Objective: Restate the records below word for word, and omit the images they hold.
· · · · · · ·
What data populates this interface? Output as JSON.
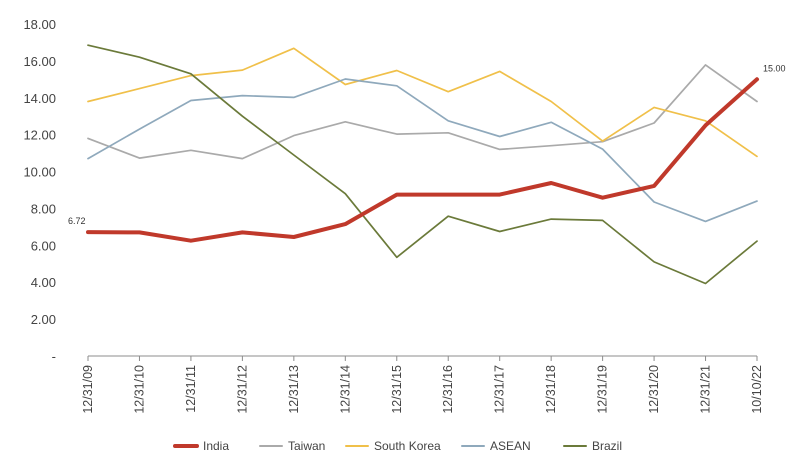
{
  "chart_data": {
    "type": "line",
    "title": "",
    "xlabel": "",
    "ylabel": "",
    "categories": [
      "12/31/09",
      "12/31/10",
      "12/31/11",
      "12/31/12",
      "12/31/13",
      "12/31/14",
      "12/31/15",
      "12/31/16",
      "12/31/17",
      "12/31/18",
      "12/31/19",
      "12/31/20",
      "12/31/21",
      "10/10/22"
    ],
    "y_ticks": [
      "-",
      "2.00",
      "4.00",
      "6.00",
      "8.00",
      "10.00",
      "12.00",
      "14.00",
      "16.00",
      "18.00"
    ],
    "ylim": [
      0,
      18
    ],
    "grid": false,
    "legend_position": "bottom",
    "series": [
      {
        "name": "India",
        "color": "#c0392b",
        "emphasis": true,
        "values": [
          6.72,
          6.7,
          6.25,
          6.7,
          6.45,
          7.15,
          8.75,
          8.75,
          8.75,
          9.38,
          8.58,
          9.22,
          12.5,
          15.0
        ]
      },
      {
        "name": "Taiwan",
        "color": "#aaaaaa",
        "values": [
          11.8,
          10.73,
          11.15,
          10.7,
          11.95,
          12.7,
          12.03,
          12.1,
          11.2,
          11.4,
          11.62,
          12.63,
          15.78,
          13.8
        ]
      },
      {
        "name": "South Korea",
        "color": "#f0c04a",
        "values": [
          13.8,
          14.5,
          15.2,
          15.5,
          16.68,
          14.72,
          15.48,
          14.33,
          15.43,
          13.8,
          11.65,
          13.48,
          12.75,
          10.82
        ]
      },
      {
        "name": "ASEAN",
        "color": "#8fa9bc",
        "values": [
          10.7,
          12.3,
          13.85,
          14.12,
          14.02,
          15.02,
          14.65,
          12.75,
          11.9,
          12.67,
          11.22,
          8.35,
          7.3,
          8.4
        ]
      },
      {
        "name": "Brazil",
        "color": "#6b7a3a",
        "values": [
          16.85,
          16.2,
          15.3,
          13.0,
          10.9,
          8.8,
          5.35,
          7.58,
          6.75,
          7.42,
          7.35,
          5.1,
          3.93,
          6.23
        ]
      }
    ],
    "annotations": [
      {
        "series": "India",
        "index": 0,
        "text": "6.72"
      },
      {
        "series": "India",
        "index": 13,
        "text": "15.00"
      }
    ]
  }
}
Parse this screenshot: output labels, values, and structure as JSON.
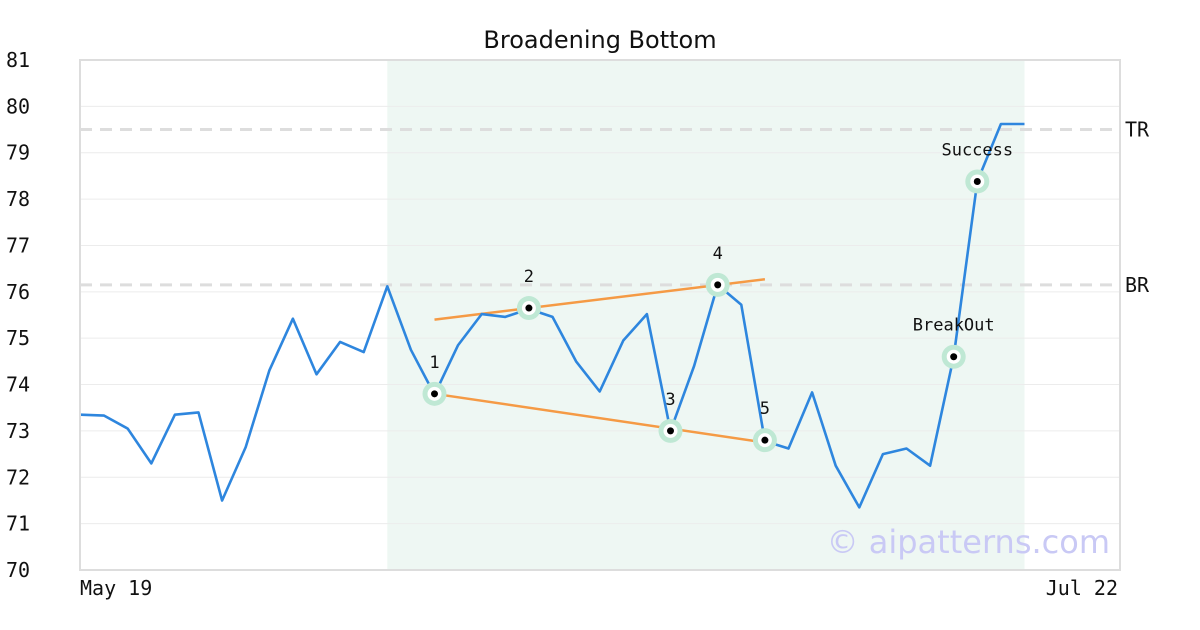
{
  "chart_data": {
    "type": "line",
    "title": "Broadening Bottom",
    "watermark": "© aipatterns.com",
    "x_tick_labels": [
      "May 19",
      "Jul 22"
    ],
    "ylim": [
      70,
      81
    ],
    "y_ticks": [
      70,
      71,
      72,
      73,
      74,
      75,
      76,
      77,
      78,
      79,
      80,
      81
    ],
    "grid": true,
    "colors": {
      "price": "#2e86de",
      "trendline": "#f59a45",
      "highlight": "#eef7f3",
      "marker_ring": "#bfe8d4",
      "reference": "#dddddd"
    },
    "series": [
      {
        "values": [
          73.35,
          73.33,
          73.05,
          72.3,
          73.35,
          73.4,
          71.5,
          72.65,
          74.3,
          75.42,
          74.22,
          74.92,
          74.7,
          76.12,
          74.75,
          73.78,
          74.85,
          75.52,
          75.46,
          75.63,
          75.46,
          74.5,
          73.85,
          74.95,
          75.52,
          73.0,
          74.4,
          76.15,
          75.72,
          72.78,
          72.62,
          73.83,
          72.25,
          71.35,
          72.5,
          72.62,
          72.25,
          74.6,
          78.38,
          79.62,
          79.62
        ]
      }
    ],
    "pattern_region": {
      "start_index": 13,
      "end_index": 40
    },
    "reference_lines": [
      {
        "label": "TR",
        "value": 79.5
      },
      {
        "label": "BR",
        "value": 76.15
      }
    ],
    "trendlines": [
      {
        "from": [
          15,
          75.4
        ],
        "to": [
          29,
          76.27
        ]
      },
      {
        "from": [
          15,
          73.8
        ],
        "to": [
          29,
          72.75
        ]
      }
    ],
    "points": [
      {
        "label": "1",
        "index": 15,
        "value": 73.8,
        "label_pos": "above"
      },
      {
        "label": "2",
        "index": 19,
        "value": 75.65,
        "label_pos": "above"
      },
      {
        "label": "3",
        "index": 25,
        "value": 73.0,
        "label_pos": "above"
      },
      {
        "label": "4",
        "index": 27,
        "value": 76.15,
        "label_pos": "above"
      },
      {
        "label": "5",
        "index": 29,
        "value": 72.8,
        "label_pos": "above"
      },
      {
        "label": "BreakOut",
        "index": 37,
        "value": 74.6,
        "label_pos": "above"
      },
      {
        "label": "Success",
        "index": 38,
        "value": 78.38,
        "label_pos": "above"
      }
    ]
  }
}
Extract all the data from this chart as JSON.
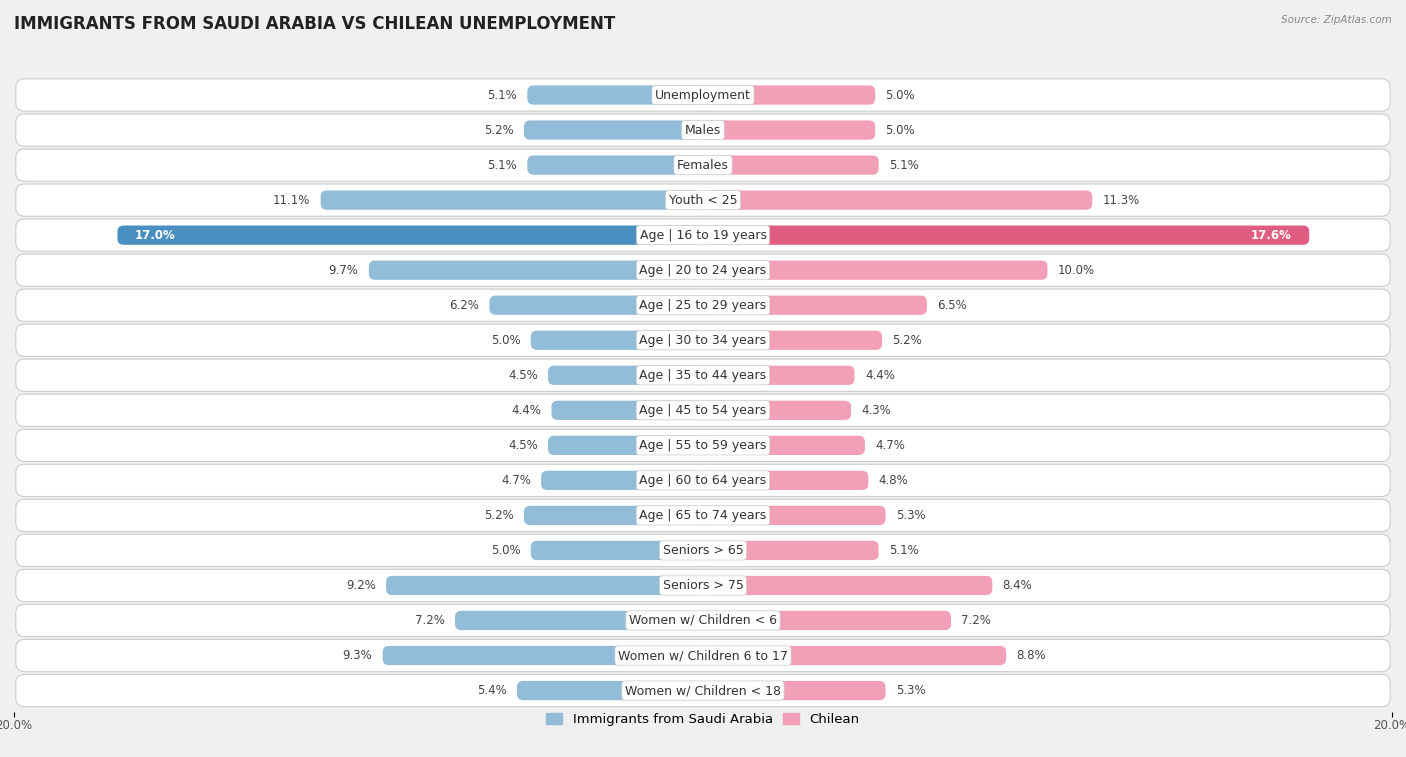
· · · · · · ·
Answer for the task:
What data populates this interface? Output as JSON.
{
  "chart_data": {
    "type": "line",
    "title": "",
    "xlabel": "",
    "ylabel": "",
    "categories": [
      "12/31/09",
      "12/31/10",
      "12/31/11",
      "12/31/12",
      "12/31/13",
      "12/31/14",
      "12/31/15",
      "12/31/16",
      "12/31/17",
      "12/31/18",
      "12/31/19",
      "12/31/20",
      "12/31/21",
      "10/10/22"
    ],
    "y_ticks": [
      "-",
      "2.00",
      "4.00",
      "6.00",
      "8.00",
      "10.00",
      "12.00",
      "14.00",
      "16.00",
      "18.00"
    ],
    "ylim": [
      0,
      18
    ],
    "grid": false,
    "legend_position": "bottom",
    "series": [
      {
        "name": "India",
        "color": "#c0392b",
        "emphasis": true,
        "values": [
          6.72,
          6.7,
          6.25,
          6.7,
          6.45,
          7.15,
          8.75,
          8.75,
          8.75,
          9.38,
          8.58,
          9.22,
          12.5,
          15.0
        ]
      },
      {
        "name": "Taiwan",
        "color": "#aaaaaa",
        "values": [
          11.8,
          10.73,
          11.15,
          10.7,
          11.95,
          12.7,
          12.03,
          12.1,
          11.2,
          11.4,
          11.62,
          12.63,
          15.78,
          13.8
        ]
      },
      {
        "name": "South Korea",
        "color": "#f0c04a",
        "values": [
          13.8,
          14.5,
          15.2,
          15.5,
          16.68,
          14.72,
          15.48,
          14.33,
          15.43,
          13.8,
          11.65,
          13.48,
          12.75,
          10.82
        ]
      },
      {
        "name": "ASEAN",
        "color": "#8fa9bc",
        "values": [
          10.7,
          12.3,
          13.85,
          14.12,
          14.02,
          15.02,
          14.65,
          12.75,
          11.9,
          12.67,
          11.22,
          8.35,
          7.3,
          8.4
        ]
      },
      {
        "name": "Brazil",
        "color": "#6b7a3a",
        "values": [
          16.85,
          16.2,
          15.3,
          13.0,
          10.9,
          8.8,
          5.35,
          7.58,
          6.75,
          7.42,
          7.35,
          5.1,
          3.93,
          6.23
        ]
      }
    ],
    "annotations": [
      {
        "series": "India",
        "index": 0,
        "text": "6.72"
      },
      {
        "series": "India",
        "index": 13,
        "text": "15.00"
      }
    ]
  }
}
Parse this screenshot: output labels, values, and structure as JSON.
{
  "chart_data": {
    "type": "line",
    "title": "Broadening Bottom",
    "watermark": "© aipatterns.com",
    "x_tick_labels": [
      "May 19",
      "Jul 22"
    ],
    "ylim": [
      70,
      81
    ],
    "y_ticks": [
      70,
      71,
      72,
      73,
      74,
      75,
      76,
      77,
      78,
      79,
      80,
      81
    ],
    "grid": true,
    "colors": {
      "price": "#2e86de",
      "trendline": "#f59a45",
      "highlight": "#eef7f3",
      "marker_ring": "#bfe8d4",
      "reference": "#dddddd"
    },
    "series": [
      {
        "values": [
          73.35,
          73.33,
          73.05,
          72.3,
          73.35,
          73.4,
          71.5,
          72.65,
          74.3,
          75.42,
          74.22,
          74.92,
          74.7,
          76.12,
          74.75,
          73.78,
          74.85,
          75.52,
          75.46,
          75.63,
          75.46,
          74.5,
          73.85,
          74.95,
          75.52,
          73.0,
          74.4,
          76.15,
          75.72,
          72.78,
          72.62,
          73.83,
          72.25,
          71.35,
          72.5,
          72.62,
          72.25,
          74.6,
          78.38,
          79.62,
          79.62
        ]
      }
    ],
    "pattern_region": {
      "start_index": 13,
      "end_index": 40
    },
    "reference_lines": [
      {
        "label": "TR",
        "value": 79.5
      },
      {
        "label": "BR",
        "value": 76.15
      }
    ],
    "trendlines": [
      {
        "from": [
          15,
          75.4
        ],
        "to": [
          29,
          76.27
        ]
      },
      {
        "from": [
          15,
          73.8
        ],
        "to": [
          29,
          72.75
        ]
      }
    ],
    "points": [
      {
        "label": "1",
        "index": 15,
        "value": 73.8,
        "label_pos": "above"
      },
      {
        "label": "2",
        "index": 19,
        "value": 75.65,
        "label_pos": "above"
      },
      {
        "label": "3",
        "index": 25,
        "value": 73.0,
        "label_pos": "above"
      },
      {
        "label": "4",
        "index": 27,
        "value": 76.15,
        "label_pos": "above"
      },
      {
        "label": "5",
        "index": 29,
        "value": 72.8,
        "label_pos": "above"
      },
      {
        "label": "BreakOut",
        "index": 37,
        "value": 74.6,
        "label_pos": "above"
      },
      {
        "label": "Success",
        "index": 38,
        "value": 78.38,
        "label_pos": "above"
      }
    ]
  }
}
Extract all the data from this chart as JSON.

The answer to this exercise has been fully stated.